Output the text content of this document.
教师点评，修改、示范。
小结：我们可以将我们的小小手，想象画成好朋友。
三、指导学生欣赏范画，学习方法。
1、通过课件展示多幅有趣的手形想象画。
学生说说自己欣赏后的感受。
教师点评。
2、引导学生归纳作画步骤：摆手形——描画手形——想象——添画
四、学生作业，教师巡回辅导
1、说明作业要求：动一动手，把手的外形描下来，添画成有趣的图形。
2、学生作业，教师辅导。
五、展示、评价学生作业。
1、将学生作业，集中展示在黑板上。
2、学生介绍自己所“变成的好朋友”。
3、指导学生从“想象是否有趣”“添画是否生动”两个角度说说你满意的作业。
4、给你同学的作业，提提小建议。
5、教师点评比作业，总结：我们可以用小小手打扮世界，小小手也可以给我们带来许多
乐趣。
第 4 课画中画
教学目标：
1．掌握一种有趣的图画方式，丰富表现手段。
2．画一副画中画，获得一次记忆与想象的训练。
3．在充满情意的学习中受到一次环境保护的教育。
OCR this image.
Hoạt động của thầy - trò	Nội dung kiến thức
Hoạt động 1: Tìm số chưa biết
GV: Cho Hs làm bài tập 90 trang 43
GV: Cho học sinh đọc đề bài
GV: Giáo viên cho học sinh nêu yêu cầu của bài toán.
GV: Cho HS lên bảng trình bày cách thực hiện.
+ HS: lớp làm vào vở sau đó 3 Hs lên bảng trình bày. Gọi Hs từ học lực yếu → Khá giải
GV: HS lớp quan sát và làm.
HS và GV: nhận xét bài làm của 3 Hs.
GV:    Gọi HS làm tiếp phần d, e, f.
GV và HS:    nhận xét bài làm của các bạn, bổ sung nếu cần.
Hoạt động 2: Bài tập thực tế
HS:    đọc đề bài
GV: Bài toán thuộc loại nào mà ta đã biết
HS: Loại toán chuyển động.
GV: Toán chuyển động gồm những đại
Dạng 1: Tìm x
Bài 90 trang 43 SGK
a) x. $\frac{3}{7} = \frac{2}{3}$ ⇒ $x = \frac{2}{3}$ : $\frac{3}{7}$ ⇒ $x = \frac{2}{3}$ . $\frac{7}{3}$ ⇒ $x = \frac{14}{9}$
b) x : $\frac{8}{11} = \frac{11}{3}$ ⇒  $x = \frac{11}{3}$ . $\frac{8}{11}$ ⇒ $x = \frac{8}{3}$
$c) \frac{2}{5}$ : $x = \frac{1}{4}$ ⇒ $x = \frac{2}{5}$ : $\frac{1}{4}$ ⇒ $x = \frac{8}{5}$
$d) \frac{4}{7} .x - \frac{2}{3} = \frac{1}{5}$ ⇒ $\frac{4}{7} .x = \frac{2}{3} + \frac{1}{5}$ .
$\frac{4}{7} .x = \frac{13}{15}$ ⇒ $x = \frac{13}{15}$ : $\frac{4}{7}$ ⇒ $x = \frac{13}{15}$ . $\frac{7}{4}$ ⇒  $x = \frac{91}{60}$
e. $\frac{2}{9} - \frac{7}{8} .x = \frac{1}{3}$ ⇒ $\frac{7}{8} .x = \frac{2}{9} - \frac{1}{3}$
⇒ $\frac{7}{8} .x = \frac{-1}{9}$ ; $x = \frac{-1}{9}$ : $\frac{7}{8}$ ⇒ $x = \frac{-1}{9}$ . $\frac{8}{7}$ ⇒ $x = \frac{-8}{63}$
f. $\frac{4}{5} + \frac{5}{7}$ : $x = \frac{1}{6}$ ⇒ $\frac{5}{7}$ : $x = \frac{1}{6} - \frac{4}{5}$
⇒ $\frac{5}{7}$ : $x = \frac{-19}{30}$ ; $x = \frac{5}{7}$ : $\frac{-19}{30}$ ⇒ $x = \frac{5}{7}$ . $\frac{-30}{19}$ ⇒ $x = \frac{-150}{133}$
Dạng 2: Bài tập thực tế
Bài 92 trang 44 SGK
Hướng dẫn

## EXERCISE AIM
Repeat each record in full; every line must match exactly.

## THE SOLUTION
Output the text content of this document.
教师点评，修改、示范。
小结：我们可以将我们的小小手，想象画成好朋友。
三、指导学生欣赏范画，学习方法。
1、通过课件展示多幅有趣的手形想象画。
学生说说自己欣赏后的感受。
教师点评。
2、引导学生归纳作画步骤：摆手形——描画手形——想象——添画
四、学生作业，教师巡回辅导
1、说明作业要求：动一动手，把手的外形描下来，添画成有趣的图形。
2、学生作业，教师辅导。
五、展示、评价学生作业。
1、将学生作业，集中展示在黑板上。
2、学生介绍自己所“变成的好朋友”。
3、指导学生从“想象是否有趣”“添画是否生动”两个角度说说你满意的作业。
4、给你同学的作业，提提小建议。
5、教师点评比作业，总结：我们可以用小小手打扮世界，小小手也可以给我们带来许多
乐趣。
第 4 课画中画
教学目标：
1．掌握一种有趣的图画方式，丰富表现手段。
2．画一副画中画，获得一次记忆与想象的训练。
3．在充满情意的学习中受到一次环境保护的教育。
OCR this image.
Hoạt động của thầy - trò	Nội dung kiến thức
Hoạt động 1: Tìm số chưa biết
GV: Cho Hs làm bài tập 90 trang 43
GV: Cho học sinh đọc đề bài
GV: Giáo viên cho học sinh nêu yêu cầu của bài toán.
GV: Cho HS lên bảng trình bày cách thực hiện.
+ HS: lớp làm vào vở sau đó 3 Hs lên bảng trình bày. Gọi Hs từ học lực yếu → Khá giải
GV: HS lớp quan sát và làm.
HS và GV: nhận xét bài làm của 3 Hs.
GV:    Gọi HS làm tiếp phần d, e, f.
GV và HS:    nhận xét bài làm của các bạn, bổ sung nếu cần.
Hoạt động 2: Bài tập thực tế
HS:    đọc đề bài
GV: Bài toán thuộc loại nào mà ta đã biết
HS: Loại toán chuyển động.
GV: Toán chuyển động gồm những đại
Dạng 1: Tìm x
Bài 90 trang 43 SGK
a) x. $\frac{3}{7} = \frac{2}{3}$ ⇒ $x = \frac{2}{3}$ : $\frac{3}{7}$ ⇒ $x = \frac{2}{3}$ . $\frac{7}{3}$ ⇒ $x = \frac{14}{9}$
b) x : $\frac{8}{11} = \frac{11}{3}$ ⇒  $x = \frac{11}{3}$ . $\frac{8}{11}$ ⇒ $x = \frac{8}{3}$
$c) \frac{2}{5}$ : $x = \frac{1}{4}$ ⇒ $x = \frac{2}{5}$ : $\frac{1}{4}$ ⇒ $x = \frac{8}{5}$
$d) \frac{4}{7} .x - \frac{2}{3} = \frac{1}{5}$ ⇒ $\frac{4}{7} .x = \frac{2}{3} + \frac{1}{5}$ .
$\frac{4}{7} .x = \frac{13}{15}$ ⇒ $x = \frac{13}{15}$ : $\frac{4}{7}$ ⇒ $x = \frac{13}{15}$ . $\frac{7}{4}$ ⇒  $x = \frac{91}{60}$
e. $\frac{2}{9} - \frac{7}{8} .x = \frac{1}{3}$ ⇒ $\frac{7}{8} .x = \frac{2}{9} - \frac{1}{3}$
⇒ $\frac{7}{8} .x = \frac{-1}{9}$ ; $x = \frac{-1}{9}$ : $\frac{7}{8}$ ⇒ $x = \frac{-1}{9}$ . $\frac{8}{7}$ ⇒ $x = \frac{-8}{63}$
f. $\frac{4}{5} + \frac{5}{7}$ : $x = \frac{1}{6}$ ⇒ $\frac{5}{7}$ : $x = \frac{1}{6} - \frac{4}{5}$
⇒ $\frac{5}{7}$ : $x = \frac{-19}{30}$ ; $x = \frac{5}{7}$ : $\frac{-19}{30}$ ⇒ $x = \frac{5}{7}$ . $\frac{-30}{19}$ ⇒ $x = \frac{-150}{133}$
Dạng 2: Bài tập thực tế
Bài 92 trang 44 SGK
Hướng dẫn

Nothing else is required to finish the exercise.